Task brief → Extract the lines that carry the string "title" from the listing.

Working data →
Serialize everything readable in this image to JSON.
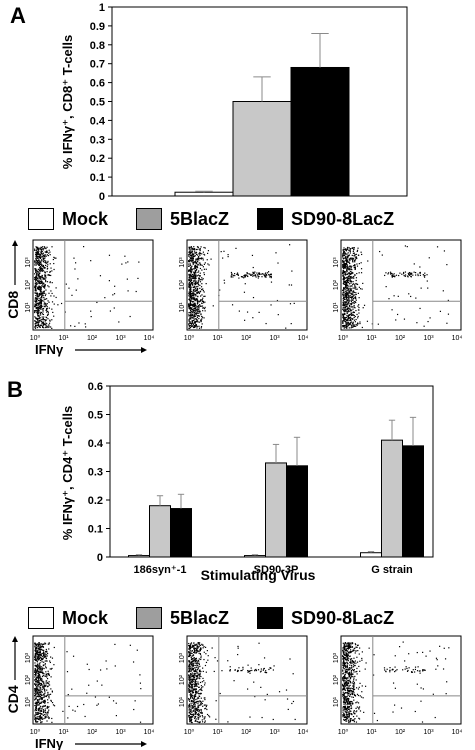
{
  "panels": {
    "a": "A",
    "b": "B"
  },
  "legend": {
    "items": [
      {
        "label": "Mock",
        "color": "#ffffff"
      },
      {
        "label": "5BlacZ",
        "color": "#9e9e9e"
      },
      {
        "label": "SD90-8LacZ",
        "color": "#000000"
      }
    ]
  },
  "chart_data": [
    {
      "type": "bar",
      "panel": "A",
      "ylabel": "% IFNγ⁺, CD8⁺ T-cells",
      "ylim": [
        0,
        1
      ],
      "yticks": [
        "0",
        "0.1",
        "0.2",
        "0.3",
        "0.4",
        "0.5",
        "0.6",
        "0.7",
        "0.8",
        "0.9",
        "1"
      ],
      "grid": false,
      "series": [
        {
          "name": "Mock",
          "color": "#ffffff",
          "values": [
            0.02
          ],
          "errors": [
            0.005
          ]
        },
        {
          "name": "5BlacZ",
          "color": "#c8c8c8",
          "values": [
            0.5
          ],
          "errors": [
            0.13
          ]
        },
        {
          "name": "SD90-8LacZ",
          "color": "#000000",
          "values": [
            0.68
          ],
          "errors": [
            0.18
          ]
        }
      ]
    },
    {
      "type": "bar",
      "panel": "B",
      "ylabel": "% IFNγ⁺, CD4⁺ T-cells",
      "xlabel": "Stimulating Virus",
      "ylim": [
        0,
        0.6
      ],
      "yticks": [
        "0",
        "0.1",
        "0.2",
        "0.3",
        "0.4",
        "0.5",
        "0.6"
      ],
      "categories": [
        "186syn⁺-1",
        "SD90-3P",
        "G strain"
      ],
      "grid": false,
      "series": [
        {
          "name": "Mock",
          "color": "#ffffff",
          "values": [
            0.005,
            0.005,
            0.015
          ],
          "errors": [
            0.003,
            0.003,
            0.004
          ]
        },
        {
          "name": "5BlacZ",
          "color": "#c8c8c8",
          "values": [
            0.18,
            0.33,
            0.41
          ],
          "errors": [
            0.035,
            0.065,
            0.07
          ]
        },
        {
          "name": "SD90-8LacZ",
          "color": "#000000",
          "values": [
            0.17,
            0.32,
            0.39
          ],
          "errors": [
            0.05,
            0.1,
            0.1
          ]
        }
      ]
    }
  ],
  "flow_plots": {
    "a": {
      "y_marker": "CD8",
      "x_marker": "IFNγ",
      "tick_labels": [
        "10⁰",
        "10¹",
        "10²",
        "10³",
        "10⁴"
      ]
    },
    "b": {
      "y_marker": "CD4",
      "x_marker": "IFNγ",
      "tick_labels": [
        "10⁰",
        "10¹",
        "10²",
        "10³",
        "10⁴"
      ]
    }
  }
}
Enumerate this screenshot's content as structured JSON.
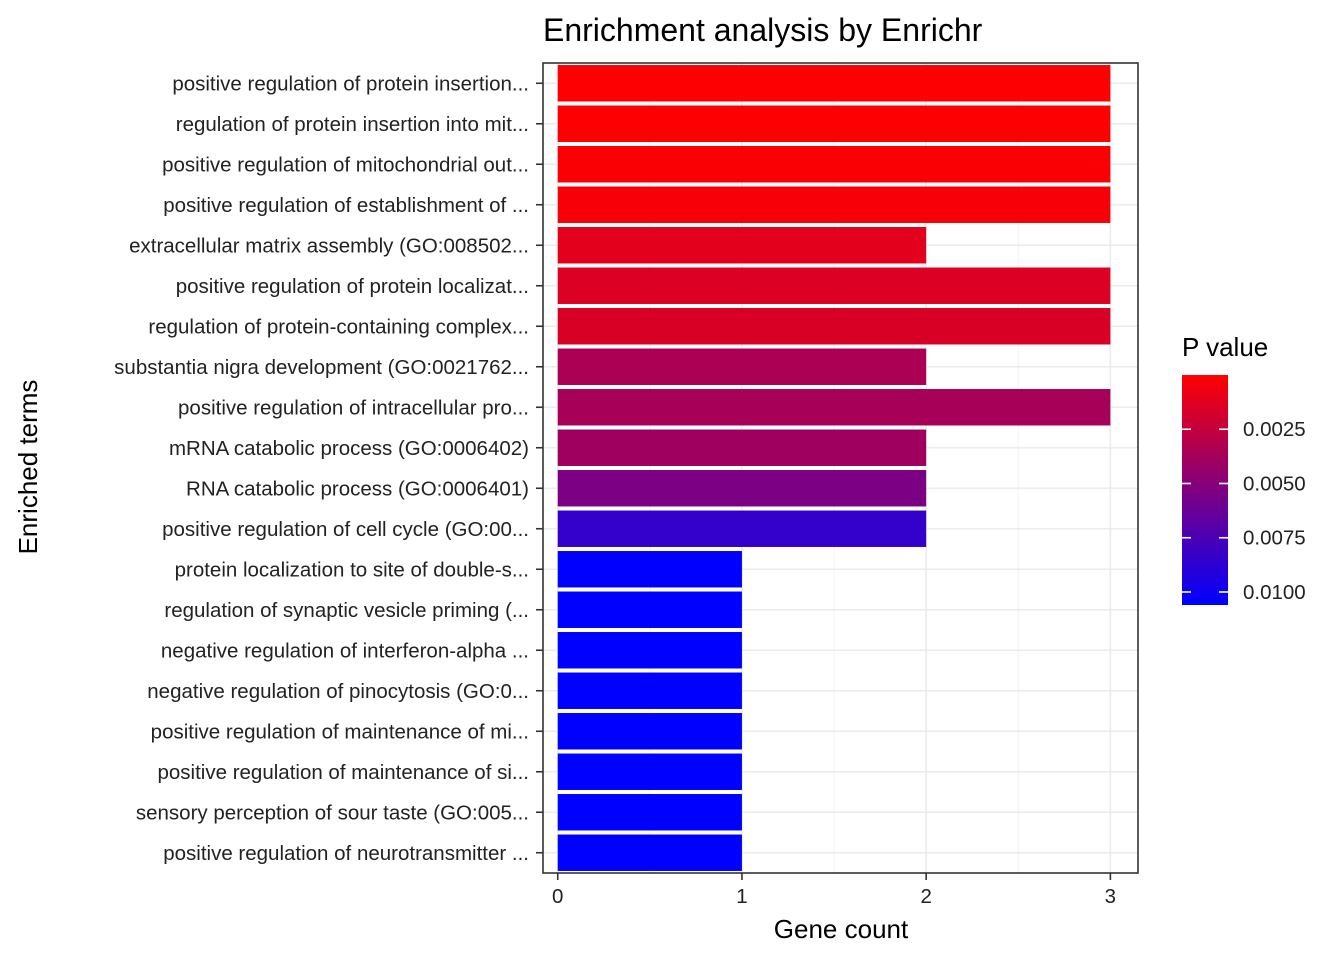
{
  "chart_data": {
    "type": "bar",
    "orientation": "horizontal",
    "title": "Enrichment analysis by Enrichr",
    "xlabel": "Gene count",
    "ylabel": "Enriched terms",
    "xlim": [
      -0.08,
      3.15
    ],
    "xticks": [
      0,
      1,
      2,
      3
    ],
    "xtick_labels": [
      "0",
      "1",
      "2",
      "3"
    ],
    "grid": true,
    "categories": [
      "positive regulation of protein insertion...",
      "regulation of protein insertion into mit...",
      "positive regulation of mitochondrial out...",
      "positive regulation of establishment of ...",
      "extracellular matrix assembly (GO:008502...",
      "positive regulation of protein localizat...",
      "regulation of protein-containing complex...",
      "substantia nigra development (GO:0021762...",
      "positive regulation of intracellular pro...",
      "mRNA catabolic process (GO:0006402)",
      "RNA catabolic process (GO:0006401)",
      "positive regulation of cell cycle (GO:00...",
      "protein localization to site of double-s...",
      "regulation of synaptic vesicle priming (...",
      "negative regulation of interferon-alpha ...",
      "negative regulation of pinocytosis (GO:0...",
      "positive regulation of maintenance of mi...",
      "positive regulation of maintenance of si...",
      "sensory perception of sour taste (GO:005...",
      "positive regulation of neurotransmitter ..."
    ],
    "values": [
      3,
      3,
      3,
      3,
      2,
      3,
      3,
      2,
      3,
      2,
      2,
      2,
      1,
      1,
      1,
      1,
      1,
      1,
      1,
      1
    ],
    "p_values": [
      0.0001,
      0.0001,
      0.0002,
      0.0003,
      0.0012,
      0.0015,
      0.0016,
      0.0035,
      0.0037,
      0.004,
      0.0055,
      0.0085,
      0.0106,
      0.0106,
      0.0106,
      0.0106,
      0.0106,
      0.0106,
      0.0106,
      0.0106
    ],
    "legend": {
      "title": "P value",
      "placement": "right",
      "range": [
        0.0,
        0.0106
      ],
      "breaks": [
        0.0025,
        0.005,
        0.0075,
        0.01
      ],
      "break_labels": [
        "0.0025",
        "0.0050",
        "0.0075",
        "0.0100"
      ],
      "low_color": "#ff0000",
      "high_color": "#0000ff"
    }
  }
}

The completed task →
    "title": "Enrichment analysis by Enrichr",
      "title": "P value",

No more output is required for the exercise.